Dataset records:

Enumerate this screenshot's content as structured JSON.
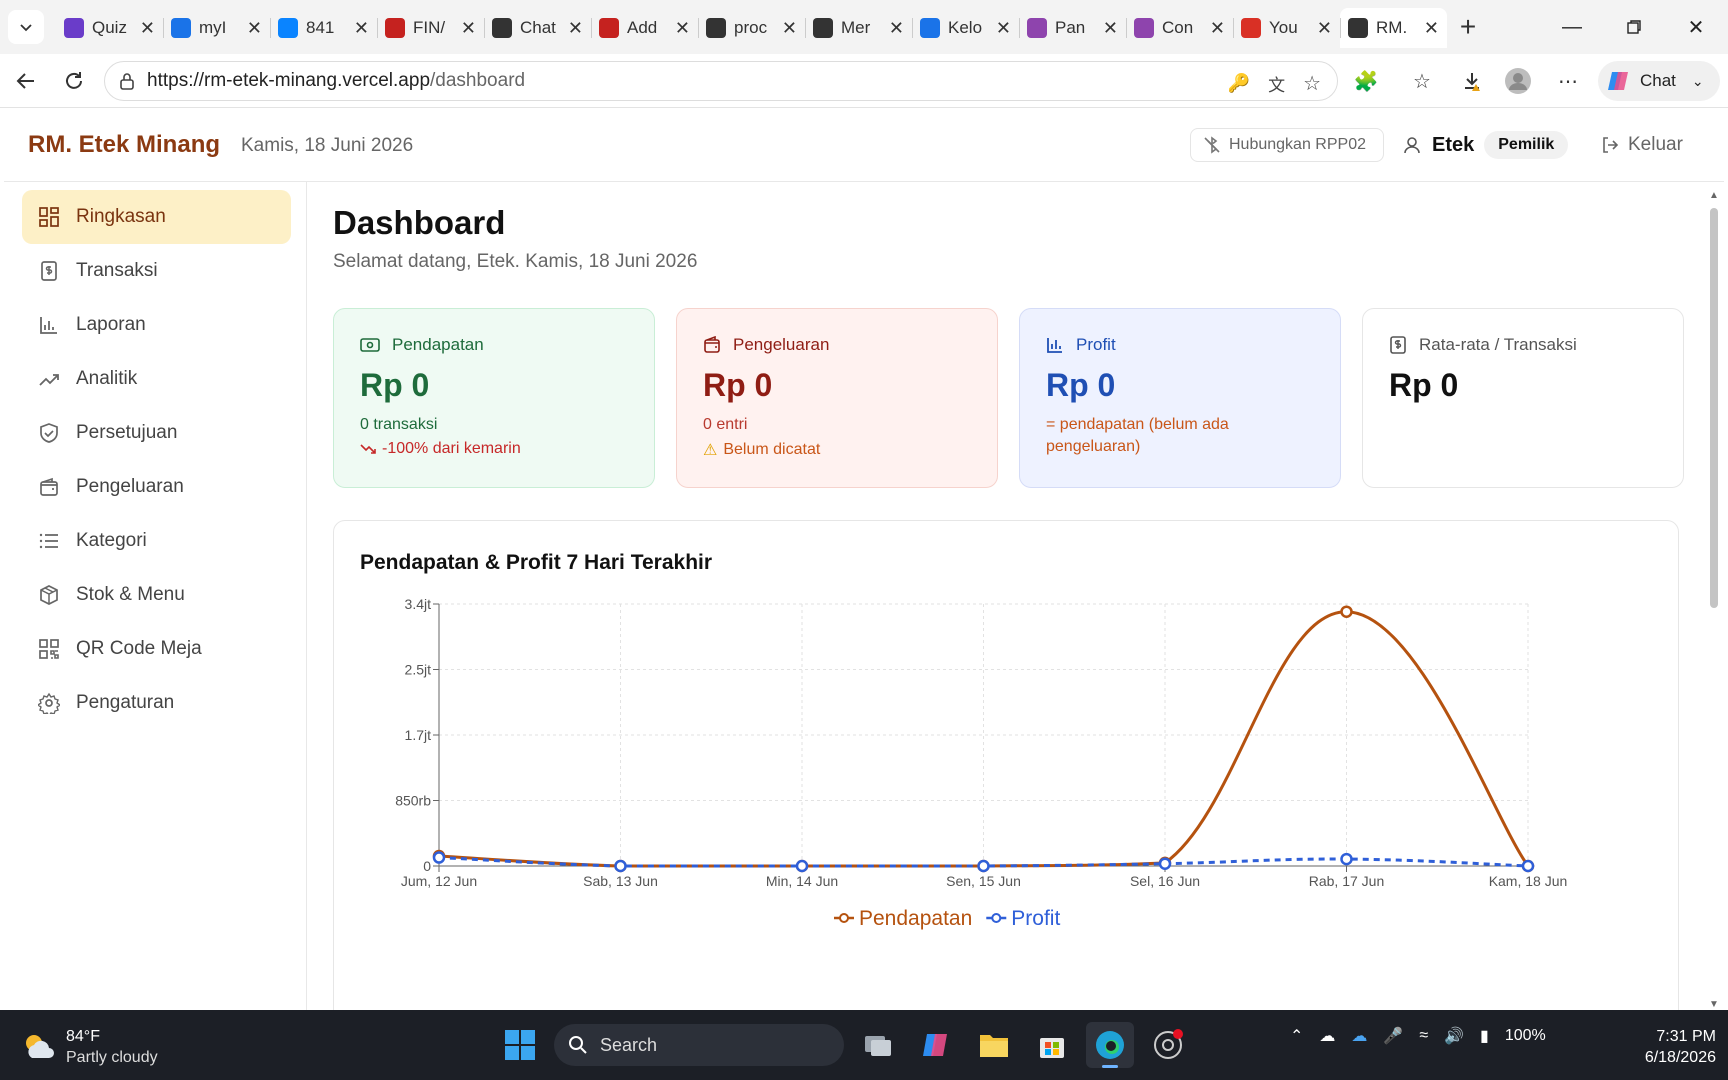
{
  "browser": {
    "tabs": [
      {
        "title": "Quiz",
        "icon": "quizizz-icon",
        "color": "#6a3cc9"
      },
      {
        "title": "myI",
        "icon": "globe-blue-icon",
        "color": "#1a73e8"
      },
      {
        "title": "841",
        "icon": "edge-doc-icon",
        "color": "#0a84ff"
      },
      {
        "title": "FIN/",
        "icon": "pdf-icon",
        "color": "#c5221f"
      },
      {
        "title": "Chat",
        "icon": "chatgpt-icon",
        "color": "#333333"
      },
      {
        "title": "Add",
        "icon": "github-icon",
        "color": "#c5221f"
      },
      {
        "title": "proc",
        "icon": "globe-icon",
        "color": "#333333"
      },
      {
        "title": "Mer",
        "icon": "github-icon",
        "color": "#333333"
      },
      {
        "title": "Kelo",
        "icon": "google-docs-icon",
        "color": "#1a73e8"
      },
      {
        "title": "Pan",
        "icon": "gamma-icon",
        "color": "#8e44ad"
      },
      {
        "title": "Con",
        "icon": "gamma-icon",
        "color": "#8e44ad"
      },
      {
        "title": "You",
        "icon": "gmail-icon",
        "color": "#d93025"
      },
      {
        "title": "RM.",
        "icon": "globe-icon",
        "color": "#333333",
        "active": true
      }
    ],
    "url_host": "https://rm-etek-minang.vercel.app",
    "url_path": "/dashboard",
    "copilot_label": "Chat"
  },
  "header": {
    "brand": "RM. Etek Minang",
    "date": "Kamis, 18 Juni 2026",
    "printer_label": "Hubungkan RPP02",
    "user_name": "Etek",
    "role": "Pemilik",
    "logout_label": "Keluar"
  },
  "sidebar": {
    "items": [
      {
        "label": "Ringkasan",
        "icon": "dashboard-grid-icon",
        "active": true
      },
      {
        "label": "Transaksi",
        "icon": "receipt-icon"
      },
      {
        "label": "Laporan",
        "icon": "bar-chart-icon"
      },
      {
        "label": "Analitik",
        "icon": "trending-up-icon"
      },
      {
        "label": "Persetujuan",
        "icon": "shield-check-icon"
      },
      {
        "label": "Pengeluaran",
        "icon": "wallet-icon"
      },
      {
        "label": "Kategori",
        "icon": "list-icon"
      },
      {
        "label": "Stok & Menu",
        "icon": "package-icon"
      },
      {
        "label": "QR Code Meja",
        "icon": "qr-code-icon"
      },
      {
        "label": "Pengaturan",
        "icon": "gear-icon"
      }
    ]
  },
  "main": {
    "title": "Dashboard",
    "subtitle": "Selamat datang, Etek. Kamis, 18 Juni 2026",
    "cards": {
      "income": {
        "label": "Pendapatan",
        "value": "Rp 0",
        "line1": "0 transaksi",
        "line2": "-100% dari kemarin"
      },
      "expense": {
        "label": "Pengeluaran",
        "value": "Rp 0",
        "line1": "0 entri",
        "line2": "Belum dicatat"
      },
      "profit": {
        "label": "Profit",
        "value": "Rp 0",
        "line1": "= pendapatan (belum ada pengeluaran)"
      },
      "avg": {
        "label": "Rata-rata / Transaksi",
        "value": "Rp 0"
      }
    },
    "chart_title": "Pendapatan & Profit 7 Hari Terakhir"
  },
  "chart_data": {
    "type": "line",
    "title": "Pendapatan & Profit 7 Hari Terakhir",
    "categories": [
      "Jum, 12 Jun",
      "Sab, 13 Jun",
      "Min, 14 Jun",
      "Sen, 15 Jun",
      "Sel, 16 Jun",
      "Rab, 17 Jun",
      "Kam, 18 Jun"
    ],
    "y_ticks": [
      {
        "value": 0,
        "label": "0"
      },
      {
        "value": 850000,
        "label": "850rb"
      },
      {
        "value": 1700000,
        "label": "1.7jt"
      },
      {
        "value": 2550000,
        "label": "2.5jt"
      },
      {
        "value": 3400000,
        "label": "3.4jt"
      }
    ],
    "ylim": [
      0,
      3400000
    ],
    "grid": true,
    "legend_position": "bottom-center",
    "series": [
      {
        "name": "Pendapatan",
        "color": "#b5520f",
        "dashed": false,
        "values": [
          130000,
          0,
          0,
          0,
          40000,
          3300000,
          0
        ]
      },
      {
        "name": "Profit",
        "color": "#2f5fd8",
        "dashed": true,
        "values": [
          110000,
          0,
          0,
          0,
          30000,
          90000,
          0
        ]
      }
    ]
  },
  "taskbar": {
    "temperature": "84°F",
    "weather": "Partly cloudy",
    "search_placeholder": "Search",
    "battery": "100%",
    "time": "7:31 PM",
    "date": "6/18/2026"
  }
}
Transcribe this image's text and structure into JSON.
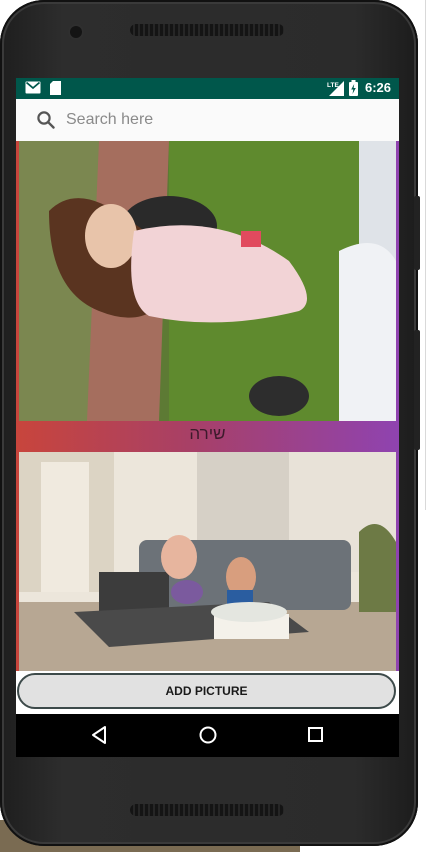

Exercise prompt -
Without the images, write out each line of the data verbatim.

The output -
Enumerate this screenshot's content as structured JSON.
{
  "browser": {
    "tabs": [
      {
        "title": "Quiz",
        "icon": "quizizz-icon",
        "color": "#6a3cc9"
      },
      {
        "title": "myI",
        "icon": "globe-blue-icon",
        "color": "#1a73e8"
      },
      {
        "title": "841",
        "icon": "edge-doc-icon",
        "color": "#0a84ff"
      },
      {
        "title": "FIN/",
        "icon": "pdf-icon",
        "color": "#c5221f"
      },
      {
        "title": "Chat",
        "icon": "chatgpt-icon",
        "color": "#333333"
      },
      {
        "title": "Add",
        "icon": "github-icon",
        "color": "#c5221f"
      },
      {
        "title": "proc",
        "icon": "globe-icon",
        "color": "#333333"
      },
      {
        "title": "Mer",
        "icon": "github-icon",
        "color": "#333333"
      },
      {
        "title": "Kelo",
        "icon": "google-docs-icon",
        "color": "#1a73e8"
      },
      {
        "title": "Pan",
        "icon": "gamma-icon",
        "color": "#8e44ad"
      },
      {
        "title": "Con",
        "icon": "gamma-icon",
        "color": "#8e44ad"
      },
      {
        "title": "You",
        "icon": "gmail-icon",
        "color": "#d93025"
      },
      {
        "title": "RM.",
        "icon": "globe-icon",
        "color": "#333333",
        "active": true
      }
    ],
    "url_host": "https://rm-etek-minang.vercel.app",
    "url_path": "/dashboard",
    "copilot_label": "Chat"
  },
  "header": {
    "brand": "RM. Etek Minang",
    "date": "Kamis, 18 Juni 2026",
    "printer_label": "Hubungkan RPP02",
    "user_name": "Etek",
    "role": "Pemilik",
    "logout_label": "Keluar"
  },
  "sidebar": {
    "items": [
      {
        "label": "Ringkasan",
        "icon": "dashboard-grid-icon",
        "active": true
      },
      {
        "label": "Transaksi",
        "icon": "receipt-icon"
      },
      {
        "label": "Laporan",
        "icon": "bar-chart-icon"
      },
      {
        "label": "Analitik",
        "icon": "trending-up-icon"
      },
      {
        "label": "Persetujuan",
        "icon": "shield-check-icon"
      },
      {
        "label": "Pengeluaran",
        "icon": "wallet-icon"
      },
      {
        "label": "Kategori",
        "icon": "list-icon"
      },
      {
        "label": "Stok & Menu",
        "icon": "package-icon"
      },
      {
        "label": "QR Code Meja",
        "icon": "qr-code-icon"
      },
      {
        "label": "Pengaturan",
        "icon": "gear-icon"
      }
    ]
  },
  "main": {
    "title": "Dashboard",
    "subtitle": "Selamat datang, Etek. Kamis, 18 Juni 2026",
    "cards": {
      "income": {
        "label": "Pendapatan",
        "value": "Rp 0",
        "line1": "0 transaksi",
        "line2": "-100% dari kemarin"
      },
      "expense": {
        "label": "Pengeluaran",
        "value": "Rp 0",
        "line1": "0 entri",
        "line2": "Belum dicatat"
      },
      "profit": {
        "label": "Profit",
        "value": "Rp 0",
        "line1": "= pendapatan (belum ada pengeluaran)"
      },
      "avg": {
        "label": "Rata-rata / Transaksi",
        "value": "Rp 0"
      }
    },
    "chart_title": "Pendapatan & Profit 7 Hari Terakhir"
  },
  "chart_data": {
    "type": "line",
    "title": "Pendapatan & Profit 7 Hari Terakhir",
    "categories": [
      "Jum, 12 Jun",
      "Sab, 13 Jun",
      "Min, 14 Jun",
      "Sen, 15 Jun",
      "Sel, 16 Jun",
      "Rab, 17 Jun",
      "Kam, 18 Jun"
    ],
    "y_ticks": [
      {
        "value": 0,
        "label": "0"
      },
      {
        "value": 850000,
        "label": "850rb"
      },
      {
        "value": 1700000,
        "label": "1.7jt"
      },
      {
        "value": 2550000,
        "label": "2.5jt"
      },
      {
        "value": 3400000,
        "label": "3.4jt"
      }
    ],
    "ylim": [
      0,
      3400000
    ],
    "grid": true,
    "legend_position": "bottom-center",
    "series": [
      {
        "name": "Pendapatan",
        "color": "#b5520f",
        "dashed": false,
        "values": [
          130000,
          0,
          0,
          0,
          40000,
          3300000,
          0
        ]
      },
      {
        "name": "Profit",
        "color": "#2f5fd8",
        "dashed": true,
        "values": [
          110000,
          0,
          0,
          0,
          30000,
          90000,
          0
        ]
      }
    ]
  },
  "taskbar": {
    "temperature": "84°F",
    "weather": "Partly cloudy",
    "search_placeholder": "Search",
    "battery": "100%",
    "time": "7:31 PM",
    "date": "6/18/2026"
  }
}
Transcribe this image's text and structure into JSON.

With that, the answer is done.